■ EXERCISE GOAL
Print the records again, character for character.

Items listed in a dataset:
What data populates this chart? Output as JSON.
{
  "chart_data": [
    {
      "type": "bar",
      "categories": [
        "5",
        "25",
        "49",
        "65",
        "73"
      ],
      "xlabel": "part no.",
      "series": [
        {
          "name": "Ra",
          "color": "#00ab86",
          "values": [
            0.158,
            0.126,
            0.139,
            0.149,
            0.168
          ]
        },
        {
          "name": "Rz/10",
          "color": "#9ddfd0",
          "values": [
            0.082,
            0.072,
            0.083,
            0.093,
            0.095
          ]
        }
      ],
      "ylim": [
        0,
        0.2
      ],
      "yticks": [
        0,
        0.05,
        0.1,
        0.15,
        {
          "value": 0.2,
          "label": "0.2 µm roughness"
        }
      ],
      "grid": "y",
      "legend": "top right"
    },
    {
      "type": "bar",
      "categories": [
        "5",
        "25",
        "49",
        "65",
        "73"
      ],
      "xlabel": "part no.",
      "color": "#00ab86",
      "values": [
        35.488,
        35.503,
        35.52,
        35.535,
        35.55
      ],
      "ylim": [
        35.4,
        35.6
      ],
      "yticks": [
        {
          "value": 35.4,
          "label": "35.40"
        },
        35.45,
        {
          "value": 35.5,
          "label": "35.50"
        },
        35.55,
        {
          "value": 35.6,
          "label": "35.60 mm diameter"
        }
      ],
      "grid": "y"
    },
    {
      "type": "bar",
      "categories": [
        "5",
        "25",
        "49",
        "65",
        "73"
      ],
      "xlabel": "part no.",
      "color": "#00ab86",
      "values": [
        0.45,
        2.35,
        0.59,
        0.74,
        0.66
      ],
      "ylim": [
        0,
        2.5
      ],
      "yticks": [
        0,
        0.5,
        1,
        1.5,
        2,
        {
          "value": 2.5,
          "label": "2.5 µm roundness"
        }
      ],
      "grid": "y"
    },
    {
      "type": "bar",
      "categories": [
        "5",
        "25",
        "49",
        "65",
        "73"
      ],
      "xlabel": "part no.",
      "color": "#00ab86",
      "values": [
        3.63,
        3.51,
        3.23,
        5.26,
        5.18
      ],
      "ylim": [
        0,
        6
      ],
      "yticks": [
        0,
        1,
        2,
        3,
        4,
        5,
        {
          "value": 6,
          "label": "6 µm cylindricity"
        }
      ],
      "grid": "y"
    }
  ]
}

■ ANSWER FOR THIS EXERCISE
What data populates this chart? Output as JSON.
{
  "chart_data": [
    {
      "type": "bar",
      "categories": [
        "5",
        "25",
        "49",
        "65",
        "73"
      ],
      "xlabel": "part no.",
      "series": [
        {
          "name": "Ra",
          "color": "#00ab86",
          "values": [
            0.158,
            0.126,
            0.139,
            0.149,
            0.168
          ]
        },
        {
          "name": "Rz/10",
          "color": "#9ddfd0",
          "values": [
            0.082,
            0.072,
            0.083,
            0.093,
            0.095
          ]
        }
      ],
      "ylim": [
        0,
        0.2
      ],
      "yticks": [
        0,
        0.05,
        0.1,
        0.15,
        {
          "value": 0.2,
          "label": "0.2 µm roughness"
        }
      ],
      "grid": "y",
      "legend": "top right"
    },
    {
      "type": "bar",
      "categories": [
        "5",
        "25",
        "49",
        "65",
        "73"
      ],
      "xlabel": "part no.",
      "color": "#00ab86",
      "values": [
        35.488,
        35.503,
        35.52,
        35.535,
        35.55
      ],
      "ylim": [
        35.4,
        35.6
      ],
      "yticks": [
        {
          "value": 35.4,
          "label": "35.40"
        },
        35.45,
        {
          "value": 35.5,
          "label": "35.50"
        },
        35.55,
        {
          "value": 35.6,
          "label": "35.60 mm diameter"
        }
      ],
      "grid": "y"
    },
    {
      "type": "bar",
      "categories": [
        "5",
        "25",
        "49",
        "65",
        "73"
      ],
      "xlabel": "part no.",
      "color": "#00ab86",
      "values": [
        0.45,
        2.35,
        0.59,
        0.74,
        0.66
      ],
      "ylim": [
        0,
        2.5
      ],
      "yticks": [
        0,
        0.5,
        1,
        1.5,
        2,
        {
          "value": 2.5,
          "label": "2.5 µm roundness"
        }
      ],
      "grid": "y"
    },
    {
      "type": "bar",
      "categories": [
        "5",
        "25",
        "49",
        "65",
        "73"
      ],
      "xlabel": "part no.",
      "color": "#00ab86",
      "values": [
        3.63,
        3.51,
        3.23,
        5.26,
        5.18
      ],
      "ylim": [
        0,
        6
      ],
      "yticks": [
        0,
        1,
        2,
        3,
        4,
        5,
        {
          "value": 6,
          "label": "6 µm cylindricity"
        }
      ],
      "grid": "y"
    }
  ]
}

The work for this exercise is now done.